Some records
--

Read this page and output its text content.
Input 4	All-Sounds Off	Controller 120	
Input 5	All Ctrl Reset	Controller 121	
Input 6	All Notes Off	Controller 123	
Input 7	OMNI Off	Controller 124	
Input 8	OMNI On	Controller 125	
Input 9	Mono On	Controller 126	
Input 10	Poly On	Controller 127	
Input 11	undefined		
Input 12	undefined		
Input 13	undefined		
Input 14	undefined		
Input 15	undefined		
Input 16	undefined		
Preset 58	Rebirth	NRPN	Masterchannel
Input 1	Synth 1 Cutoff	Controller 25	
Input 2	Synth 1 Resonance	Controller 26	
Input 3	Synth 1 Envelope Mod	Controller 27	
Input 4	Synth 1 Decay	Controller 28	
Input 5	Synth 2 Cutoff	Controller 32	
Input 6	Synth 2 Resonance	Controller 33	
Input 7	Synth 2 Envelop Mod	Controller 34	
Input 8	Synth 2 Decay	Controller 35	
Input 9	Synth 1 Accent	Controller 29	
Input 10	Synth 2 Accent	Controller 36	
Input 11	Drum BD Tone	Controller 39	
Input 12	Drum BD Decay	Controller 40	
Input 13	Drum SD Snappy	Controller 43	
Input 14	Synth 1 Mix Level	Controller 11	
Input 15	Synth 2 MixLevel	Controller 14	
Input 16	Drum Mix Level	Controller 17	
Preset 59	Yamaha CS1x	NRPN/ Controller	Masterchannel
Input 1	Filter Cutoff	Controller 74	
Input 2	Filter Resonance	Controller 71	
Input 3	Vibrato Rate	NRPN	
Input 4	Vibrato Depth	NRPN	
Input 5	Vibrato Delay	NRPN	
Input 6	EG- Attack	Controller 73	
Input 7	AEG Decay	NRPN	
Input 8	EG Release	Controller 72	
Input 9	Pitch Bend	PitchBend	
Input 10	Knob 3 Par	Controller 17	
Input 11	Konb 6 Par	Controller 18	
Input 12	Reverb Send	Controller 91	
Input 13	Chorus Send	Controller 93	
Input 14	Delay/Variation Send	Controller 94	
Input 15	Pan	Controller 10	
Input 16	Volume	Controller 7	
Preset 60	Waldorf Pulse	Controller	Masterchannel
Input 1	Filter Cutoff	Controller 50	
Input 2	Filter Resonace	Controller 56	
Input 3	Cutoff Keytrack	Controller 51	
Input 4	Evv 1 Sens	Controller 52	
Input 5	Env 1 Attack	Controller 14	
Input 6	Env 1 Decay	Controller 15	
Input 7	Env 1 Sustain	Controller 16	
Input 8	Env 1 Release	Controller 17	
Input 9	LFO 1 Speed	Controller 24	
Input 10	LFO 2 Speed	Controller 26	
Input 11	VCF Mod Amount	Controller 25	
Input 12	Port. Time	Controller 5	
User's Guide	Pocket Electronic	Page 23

--

PROBLEM STATEMENT
The records above should be restated word for word, please.

SOLUTION TO THIS PROBLEM
Read this page and output its text content.
Input 4	All-Sounds Off	Controller 120	
Input 5	All Ctrl Reset	Controller 121	
Input 6	All Notes Off	Controller 123	
Input 7	OMNI Off	Controller 124	
Input 8	OMNI On	Controller 125	
Input 9	Mono On	Controller 126	
Input 10	Poly On	Controller 127	
Input 11	undefined		
Input 12	undefined		
Input 13	undefined		
Input 14	undefined		
Input 15	undefined		
Input 16	undefined		
Preset 58	Rebirth	NRPN	Masterchannel
Input 1	Synth 1 Cutoff	Controller 25	
Input 2	Synth 1 Resonance	Controller 26	
Input 3	Synth 1 Envelope Mod	Controller 27	
Input 4	Synth 1 Decay	Controller 28	
Input 5	Synth 2 Cutoff	Controller 32	
Input 6	Synth 2 Resonance	Controller 33	
Input 7	Synth 2 Envelop Mod	Controller 34	
Input 8	Synth 2 Decay	Controller 35	
Input 9	Synth 1 Accent	Controller 29	
Input 10	Synth 2 Accent	Controller 36	
Input 11	Drum BD Tone	Controller 39	
Input 12	Drum BD Decay	Controller 40	
Input 13	Drum SD Snappy	Controller 43	
Input 14	Synth 1 Mix Level	Controller 11	
Input 15	Synth 2 MixLevel	Controller 14	
Input 16	Drum Mix Level	Controller 17	
Preset 59	Yamaha CS1x	NRPN/ Controller	Masterchannel
Input 1	Filter Cutoff	Controller 74	
Input 2	Filter Resonance	Controller 71	
Input 3	Vibrato Rate	NRPN	
Input 4	Vibrato Depth	NRPN	
Input 5	Vibrato Delay	NRPN	
Input 6	EG- Attack	Controller 73	
Input 7	AEG Decay	NRPN	
Input 8	EG Release	Controller 72	
Input 9	Pitch Bend	PitchBend	
Input 10	Knob 3 Par	Controller 17	
Input 11	Konb 6 Par	Controller 18	
Input 12	Reverb Send	Controller 91	
Input 13	Chorus Send	Controller 93	
Input 14	Delay/Variation Send	Controller 94	
Input 15	Pan	Controller 10	
Input 16	Volume	Controller 7	
Preset 60	Waldorf Pulse	Controller	Masterchannel
Input 1	Filter Cutoff	Controller 50	
Input 2	Filter Resonace	Controller 56	
Input 3	Cutoff Keytrack	Controller 51	
Input 4	Evv 1 Sens	Controller 52	
Input 5	Env 1 Attack	Controller 14	
Input 6	Env 1 Decay	Controller 15	
Input 7	Env 1 Sustain	Controller 16	
Input 8	Env 1 Release	Controller 17	
Input 9	LFO 1 Speed	Controller 24	
Input 10	LFO 2 Speed	Controller 26	
Input 11	VCF Mod Amount	Controller 25	
Input 12	Port. Time	Controller 5	
User's Guide	Pocket Electronic	Page 23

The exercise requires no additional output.